> **Stated task**
Write out the listing beneath this instruction in its entirety, exactly as it reads.

> **Supplied material**
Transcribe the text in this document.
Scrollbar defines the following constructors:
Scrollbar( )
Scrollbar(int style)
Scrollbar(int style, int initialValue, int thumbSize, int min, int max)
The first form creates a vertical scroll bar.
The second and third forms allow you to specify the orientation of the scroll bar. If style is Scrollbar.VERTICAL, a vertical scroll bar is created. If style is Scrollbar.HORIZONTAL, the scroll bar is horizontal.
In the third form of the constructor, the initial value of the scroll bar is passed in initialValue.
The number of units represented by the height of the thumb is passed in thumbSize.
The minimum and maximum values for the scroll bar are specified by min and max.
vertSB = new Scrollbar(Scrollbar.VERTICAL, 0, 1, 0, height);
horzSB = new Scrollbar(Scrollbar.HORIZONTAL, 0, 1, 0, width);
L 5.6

> **Exercise answer**
Transcribe the text in this document.
Scrollbar defines the following constructors:
Scrollbar( )
Scrollbar(int style)
Scrollbar(int style, int initialValue, int thumbSize, int min, int max)
The first form creates a vertical scroll bar.
The second and third forms allow you to specify the orientation of the scroll bar. If style is Scrollbar.VERTICAL, a vertical scroll bar is created. If style is Scrollbar.HORIZONTAL, the scroll bar is horizontal.
In the third form of the constructor, the initial value of the scroll bar is passed in initialValue.
The number of units represented by the height of the thumb is passed in thumbSize.
The minimum and maximum values for the scroll bar are specified by min and max.
vertSB = new Scrollbar(Scrollbar.VERTICAL, 0, 1, 0, height);
horzSB = new Scrollbar(Scrollbar.HORIZONTAL, 0, 1, 0, width);
L 5.6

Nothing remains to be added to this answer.